(Collected data entries)
※
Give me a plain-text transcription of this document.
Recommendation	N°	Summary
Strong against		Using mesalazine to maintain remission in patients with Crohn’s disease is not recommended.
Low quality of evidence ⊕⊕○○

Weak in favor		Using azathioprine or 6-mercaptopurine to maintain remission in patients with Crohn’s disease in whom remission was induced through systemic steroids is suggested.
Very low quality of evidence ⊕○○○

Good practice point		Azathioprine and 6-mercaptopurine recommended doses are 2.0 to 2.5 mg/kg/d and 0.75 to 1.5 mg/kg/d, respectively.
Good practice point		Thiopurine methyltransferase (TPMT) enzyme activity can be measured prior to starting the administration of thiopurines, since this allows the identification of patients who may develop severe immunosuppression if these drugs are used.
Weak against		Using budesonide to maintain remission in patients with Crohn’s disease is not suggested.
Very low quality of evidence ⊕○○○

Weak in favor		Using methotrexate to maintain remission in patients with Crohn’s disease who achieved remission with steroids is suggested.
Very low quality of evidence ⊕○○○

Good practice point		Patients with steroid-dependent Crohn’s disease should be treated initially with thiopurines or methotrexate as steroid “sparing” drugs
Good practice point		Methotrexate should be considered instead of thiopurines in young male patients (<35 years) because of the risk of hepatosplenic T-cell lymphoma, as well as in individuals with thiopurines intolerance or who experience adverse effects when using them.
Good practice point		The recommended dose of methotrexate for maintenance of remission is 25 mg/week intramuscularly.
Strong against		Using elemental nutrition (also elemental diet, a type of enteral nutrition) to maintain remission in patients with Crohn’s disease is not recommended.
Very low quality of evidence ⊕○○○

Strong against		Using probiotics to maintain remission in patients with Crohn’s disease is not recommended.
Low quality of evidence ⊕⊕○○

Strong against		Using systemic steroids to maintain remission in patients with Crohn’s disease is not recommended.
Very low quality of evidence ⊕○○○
※
■ What you should do ■
Go through the records and pull out each line that includes the word "this".

■ Written response ■
Give me a plain-text transcription of this document.
Good practice point		Thiopurine methyltransferase (TPMT) enzyme activity can be measured prior to starting the administration of thiopurines, since this allows the identification of patients who may develop severe immunosuppression if these drugs are used.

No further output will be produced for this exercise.